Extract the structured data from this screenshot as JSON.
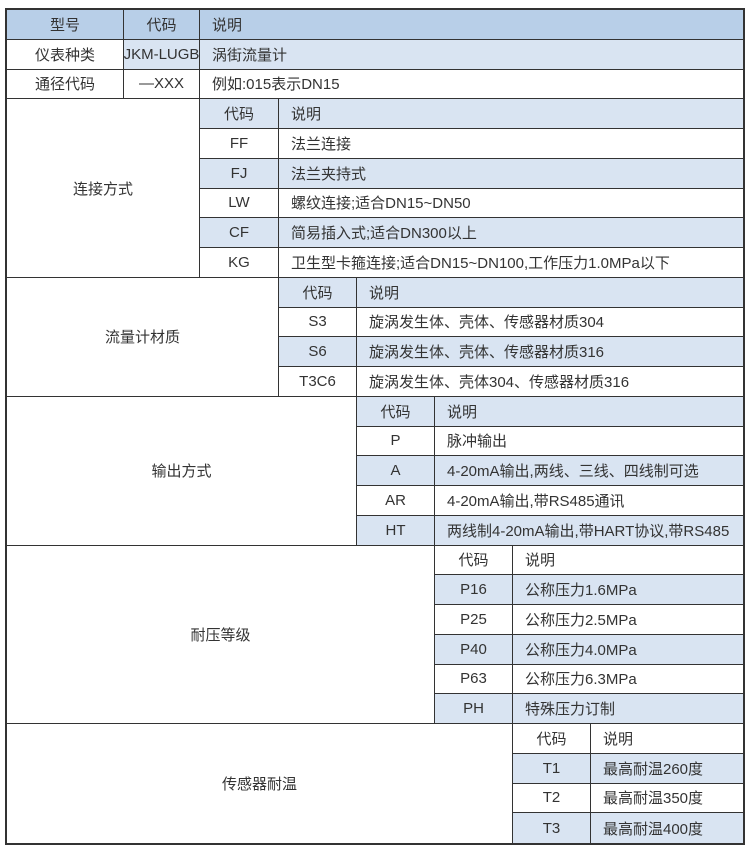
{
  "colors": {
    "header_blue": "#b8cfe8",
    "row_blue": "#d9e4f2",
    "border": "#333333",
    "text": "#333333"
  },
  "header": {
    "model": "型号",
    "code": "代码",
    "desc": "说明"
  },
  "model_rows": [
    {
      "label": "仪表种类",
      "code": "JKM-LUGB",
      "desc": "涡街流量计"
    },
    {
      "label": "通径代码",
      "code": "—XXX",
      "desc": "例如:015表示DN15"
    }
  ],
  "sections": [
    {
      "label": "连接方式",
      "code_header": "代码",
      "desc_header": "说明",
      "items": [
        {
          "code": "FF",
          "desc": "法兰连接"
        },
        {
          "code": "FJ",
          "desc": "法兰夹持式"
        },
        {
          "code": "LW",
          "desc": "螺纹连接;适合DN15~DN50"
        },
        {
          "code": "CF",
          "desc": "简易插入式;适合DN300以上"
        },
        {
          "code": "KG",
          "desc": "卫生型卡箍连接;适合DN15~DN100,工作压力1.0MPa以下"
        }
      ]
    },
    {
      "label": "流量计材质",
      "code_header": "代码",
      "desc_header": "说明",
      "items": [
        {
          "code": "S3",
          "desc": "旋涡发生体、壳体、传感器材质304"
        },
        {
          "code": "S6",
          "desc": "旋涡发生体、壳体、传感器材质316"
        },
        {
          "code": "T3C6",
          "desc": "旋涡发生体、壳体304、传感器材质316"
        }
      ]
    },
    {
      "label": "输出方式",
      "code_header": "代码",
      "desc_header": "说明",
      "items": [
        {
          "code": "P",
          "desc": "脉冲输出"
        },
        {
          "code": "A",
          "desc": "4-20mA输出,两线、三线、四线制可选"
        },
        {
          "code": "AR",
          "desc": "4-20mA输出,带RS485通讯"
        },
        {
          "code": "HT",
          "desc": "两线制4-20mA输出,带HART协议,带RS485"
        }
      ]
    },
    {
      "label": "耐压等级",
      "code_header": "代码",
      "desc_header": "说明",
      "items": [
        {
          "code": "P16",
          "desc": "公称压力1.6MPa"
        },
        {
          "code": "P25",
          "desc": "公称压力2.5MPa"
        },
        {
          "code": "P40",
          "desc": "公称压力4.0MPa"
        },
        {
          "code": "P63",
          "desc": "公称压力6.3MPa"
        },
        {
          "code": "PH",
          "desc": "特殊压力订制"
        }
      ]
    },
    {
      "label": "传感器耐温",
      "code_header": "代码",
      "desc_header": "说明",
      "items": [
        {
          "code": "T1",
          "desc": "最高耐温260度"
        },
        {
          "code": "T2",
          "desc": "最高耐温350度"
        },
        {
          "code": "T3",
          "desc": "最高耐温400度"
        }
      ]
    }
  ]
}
--
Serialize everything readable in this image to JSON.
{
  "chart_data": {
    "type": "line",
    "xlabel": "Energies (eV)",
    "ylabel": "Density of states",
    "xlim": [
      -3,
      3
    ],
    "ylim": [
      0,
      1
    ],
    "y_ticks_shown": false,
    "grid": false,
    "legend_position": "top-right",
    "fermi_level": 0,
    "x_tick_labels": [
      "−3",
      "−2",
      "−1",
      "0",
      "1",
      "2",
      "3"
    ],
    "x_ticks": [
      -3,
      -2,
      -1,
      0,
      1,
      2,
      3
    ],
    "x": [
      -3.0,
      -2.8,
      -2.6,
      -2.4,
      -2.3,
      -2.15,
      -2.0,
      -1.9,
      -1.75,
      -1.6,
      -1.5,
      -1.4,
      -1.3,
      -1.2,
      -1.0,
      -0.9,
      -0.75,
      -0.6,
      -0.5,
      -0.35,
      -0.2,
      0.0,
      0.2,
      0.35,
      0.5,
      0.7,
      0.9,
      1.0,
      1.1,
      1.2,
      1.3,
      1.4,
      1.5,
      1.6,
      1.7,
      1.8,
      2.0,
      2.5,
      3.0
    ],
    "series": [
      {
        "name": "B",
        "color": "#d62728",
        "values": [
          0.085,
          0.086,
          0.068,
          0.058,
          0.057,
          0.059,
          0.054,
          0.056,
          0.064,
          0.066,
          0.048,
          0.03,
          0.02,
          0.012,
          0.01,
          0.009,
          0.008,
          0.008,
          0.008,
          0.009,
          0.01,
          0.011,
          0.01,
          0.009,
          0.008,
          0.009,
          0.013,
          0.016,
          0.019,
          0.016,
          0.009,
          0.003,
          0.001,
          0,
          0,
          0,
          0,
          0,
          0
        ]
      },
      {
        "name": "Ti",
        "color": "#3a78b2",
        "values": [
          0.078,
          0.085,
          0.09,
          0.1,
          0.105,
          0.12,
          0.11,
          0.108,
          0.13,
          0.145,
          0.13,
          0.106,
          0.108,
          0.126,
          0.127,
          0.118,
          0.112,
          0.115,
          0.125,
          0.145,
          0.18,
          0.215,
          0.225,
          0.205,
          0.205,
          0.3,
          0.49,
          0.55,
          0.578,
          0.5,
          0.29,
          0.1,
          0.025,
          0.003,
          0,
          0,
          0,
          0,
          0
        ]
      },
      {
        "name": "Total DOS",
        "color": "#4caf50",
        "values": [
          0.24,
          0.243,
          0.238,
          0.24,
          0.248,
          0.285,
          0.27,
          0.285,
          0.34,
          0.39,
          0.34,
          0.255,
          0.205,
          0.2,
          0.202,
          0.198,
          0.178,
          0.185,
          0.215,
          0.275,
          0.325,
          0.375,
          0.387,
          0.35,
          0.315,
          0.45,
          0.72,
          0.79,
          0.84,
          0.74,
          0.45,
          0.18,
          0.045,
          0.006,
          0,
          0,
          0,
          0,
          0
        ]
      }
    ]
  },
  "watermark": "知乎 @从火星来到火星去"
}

## Your instructions
Go through the listing above and pull out each line containing the word "旋涡发生体".

## Result below
          "desc": "旋涡发生体、壳体、传感器材质304"
          "desc": "旋涡发生体、壳体、传感器材质316"
          "desc": "旋涡发生体、壳体304、传感器材质316"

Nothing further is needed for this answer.